» Provided text:
Archive for February 14, 2019

Thursday, February 14, 2019 [Tweets] [Favorites]

Developer Apple ID’s to Require Two-Factor Authentication

Apple (via e-mail):

In an effort to keep your account more secure, two-factor authentication will be required to sign in to your Apple Developer account and Certificates, Identifiers & Profiles starting February 27, 2019. This extra layer of security for your Apple ID helps ensure that you’re the only person who can access your account. If you haven’t already enabled two-factor authentication for your Apple ID, please learn more and update your security settings.

Brent Simmons:

I have two accounts — one for personal use, one for development use — and so do lots of developers.

I don’t know how to make this work. None of my devices are ever signed in to my developer account. That account exists purely for building and distributing apps.

It is possible, but Apple has not done a good job of explaining it.

Nick Heer:

To register an iOS device with two-factor authentication, you must sign out of your personal Apple ID at the system level, which means you’re signing out of iCloud. This is a highly disruptive action. On a Mac, it’s much easier, because you can associate different MacOS users with their own Apple ID. So, the best recourse to set up two-factor authentication is probably to create a separate user account on your Mac, set it up with your developer Apple ID, and then follow Apple’s directions.

» Direction 1:
Answer these questions about the post on two-factor authentication for developer Apple IDs:
(a) From what date will two-factor authentication be required to sign in to an Apple Developer account?
(b) How many accounts does Brent Simmons say he has, and what are they used for?
(c) According to Nick Heer, what must be signed out of at the system level to register an iOS device with two-factor authentication?
» Direction 2:
Continue the post on two-factor authentication for developer Apple IDs from the point at which it stops.

(Layout dataset entries)

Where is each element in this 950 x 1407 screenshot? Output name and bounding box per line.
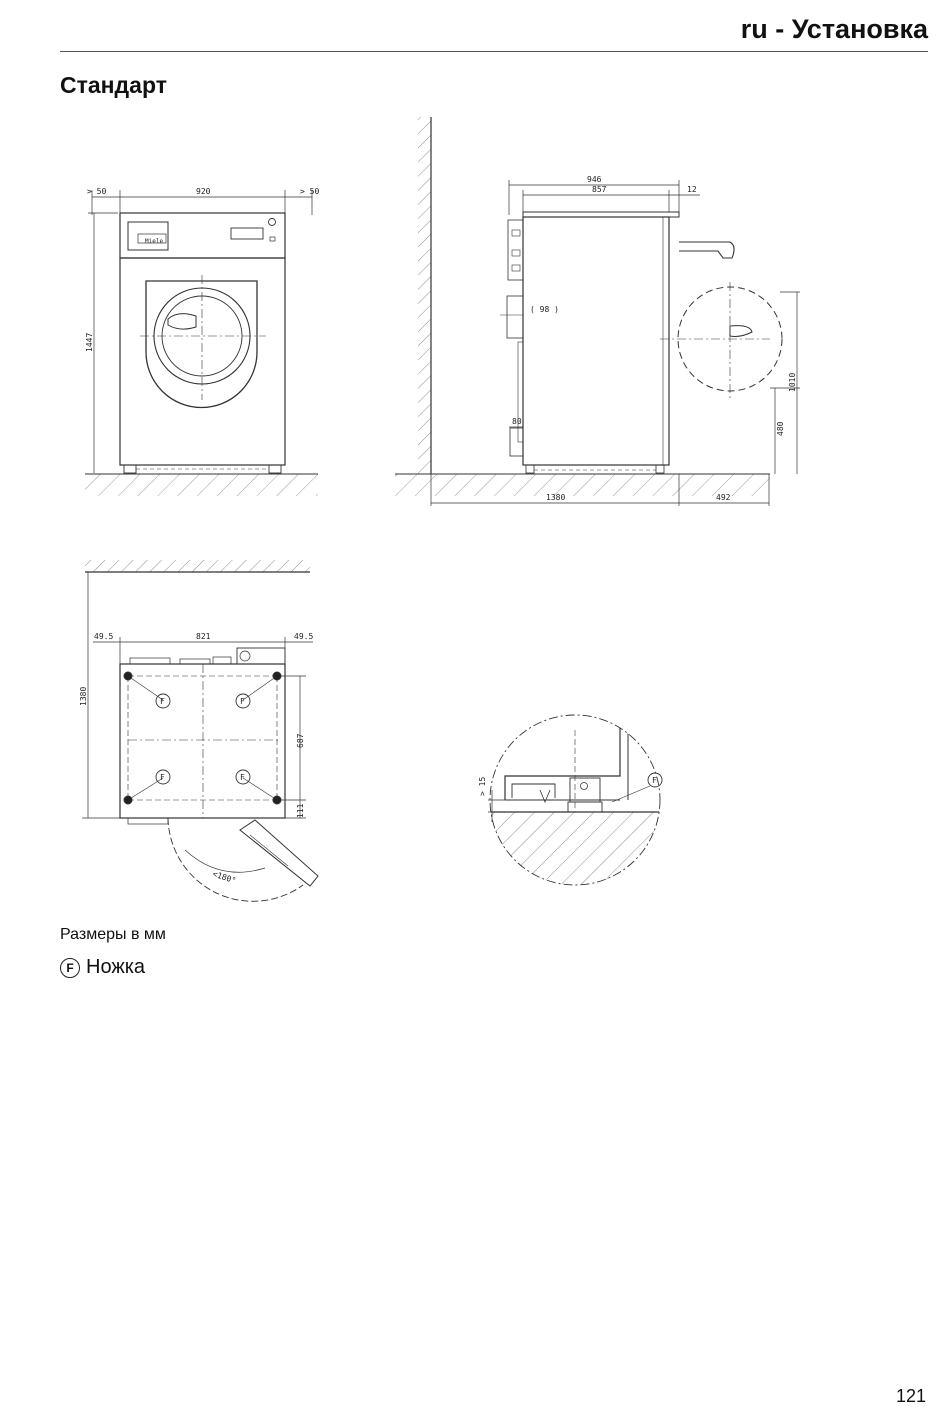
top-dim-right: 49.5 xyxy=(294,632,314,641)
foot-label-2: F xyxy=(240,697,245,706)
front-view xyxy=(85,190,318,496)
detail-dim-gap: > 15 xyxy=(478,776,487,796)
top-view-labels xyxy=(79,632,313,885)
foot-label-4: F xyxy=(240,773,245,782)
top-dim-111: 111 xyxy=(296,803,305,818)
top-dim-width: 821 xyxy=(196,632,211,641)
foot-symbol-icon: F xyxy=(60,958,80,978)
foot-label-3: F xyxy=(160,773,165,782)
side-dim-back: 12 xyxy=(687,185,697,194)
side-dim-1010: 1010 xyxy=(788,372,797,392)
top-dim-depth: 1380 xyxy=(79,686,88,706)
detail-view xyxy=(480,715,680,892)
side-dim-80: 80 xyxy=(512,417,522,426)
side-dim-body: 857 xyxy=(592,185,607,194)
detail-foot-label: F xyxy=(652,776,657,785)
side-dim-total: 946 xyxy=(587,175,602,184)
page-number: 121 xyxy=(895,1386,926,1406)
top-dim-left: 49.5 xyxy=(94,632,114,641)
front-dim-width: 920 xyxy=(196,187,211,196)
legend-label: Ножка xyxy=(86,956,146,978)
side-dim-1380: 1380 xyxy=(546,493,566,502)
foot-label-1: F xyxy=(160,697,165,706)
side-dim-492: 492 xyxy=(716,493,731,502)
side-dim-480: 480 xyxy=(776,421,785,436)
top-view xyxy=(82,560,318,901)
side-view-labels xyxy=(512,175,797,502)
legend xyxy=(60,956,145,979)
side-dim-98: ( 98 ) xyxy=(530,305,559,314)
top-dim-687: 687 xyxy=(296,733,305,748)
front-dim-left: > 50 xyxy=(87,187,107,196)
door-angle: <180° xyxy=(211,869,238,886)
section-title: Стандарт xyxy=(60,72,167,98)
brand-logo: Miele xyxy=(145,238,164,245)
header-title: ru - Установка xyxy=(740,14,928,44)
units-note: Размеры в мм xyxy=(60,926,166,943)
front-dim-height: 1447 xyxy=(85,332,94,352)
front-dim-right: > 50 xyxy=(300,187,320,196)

» Final answer 1:
(a) February 27, 2019.
(b) Two: one for personal use and one for development use.
(c) The personal Apple ID, which means signing out of iCloud.

» Final answer 2:
James Thompson:

So, if my developer Apple ID is going to require 2FA in two weeks, how is that going to work mixed with my personal Apple ID? Am I right that a device like a phone can only be the trusted device for one Apple ID?

Ryan Booker:

It’s a great example of Apple not thinking things through. Custom system that doesn’t work with every other TFA system, no ability to get the prompts from multiple accounts, and no ability to merge accounts.

Dave Wood:

To put into perspective how much of a PITA Apple’s bad 2FA will be, I rec’d 14 of the “Teams and roles have been unified.” emails. I have a lot of developer accounts, tied to specific clients. I also often need to log in as the client because they have no clue how ASC works.

Kyle Seth Gray (tweet):

Here’s how you can add your developer account to your device to get authentication codes.

[…]

Despite the account being labeled as ‘inactive’ on that account screen, you have added your device as a “trusted” device capable of receiving two-factor authentication codes.

[…]

The one problem is enabling it in the first place - the easiest way is to create a temporary user on your Mac and enable it there, but damn if that isn’t a clunky solution.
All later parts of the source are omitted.